:: Task objective ::
Search the material for the word "بافت" and report each line where it turns up.

:: Provided entries ::
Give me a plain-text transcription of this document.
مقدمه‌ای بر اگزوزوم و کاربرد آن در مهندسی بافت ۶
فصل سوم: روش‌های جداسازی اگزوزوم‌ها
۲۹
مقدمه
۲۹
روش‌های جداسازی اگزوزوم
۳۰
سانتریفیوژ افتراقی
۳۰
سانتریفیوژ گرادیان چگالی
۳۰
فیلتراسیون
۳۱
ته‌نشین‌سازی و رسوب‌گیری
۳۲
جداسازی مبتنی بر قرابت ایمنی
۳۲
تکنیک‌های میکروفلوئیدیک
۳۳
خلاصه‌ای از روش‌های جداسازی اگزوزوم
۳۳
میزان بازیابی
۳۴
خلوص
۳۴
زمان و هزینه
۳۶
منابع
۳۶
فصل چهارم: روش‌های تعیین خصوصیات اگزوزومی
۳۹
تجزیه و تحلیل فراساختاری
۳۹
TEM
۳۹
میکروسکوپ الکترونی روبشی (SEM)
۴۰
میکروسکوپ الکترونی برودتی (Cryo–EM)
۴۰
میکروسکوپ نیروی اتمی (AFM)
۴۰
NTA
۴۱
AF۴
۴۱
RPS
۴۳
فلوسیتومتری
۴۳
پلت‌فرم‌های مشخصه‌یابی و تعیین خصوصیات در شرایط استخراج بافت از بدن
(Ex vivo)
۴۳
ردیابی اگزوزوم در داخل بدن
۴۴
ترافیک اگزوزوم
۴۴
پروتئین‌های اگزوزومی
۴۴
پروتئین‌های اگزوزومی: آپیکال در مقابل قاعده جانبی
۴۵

:: Task result ::
مقدمه‌ای بر اگزوزوم و کاربرد آن در مهندسی بافت ۶
پلت‌فرم‌های مشخصه‌یابی و تعیین خصوصیات در شرایط استخراج بافت از بدن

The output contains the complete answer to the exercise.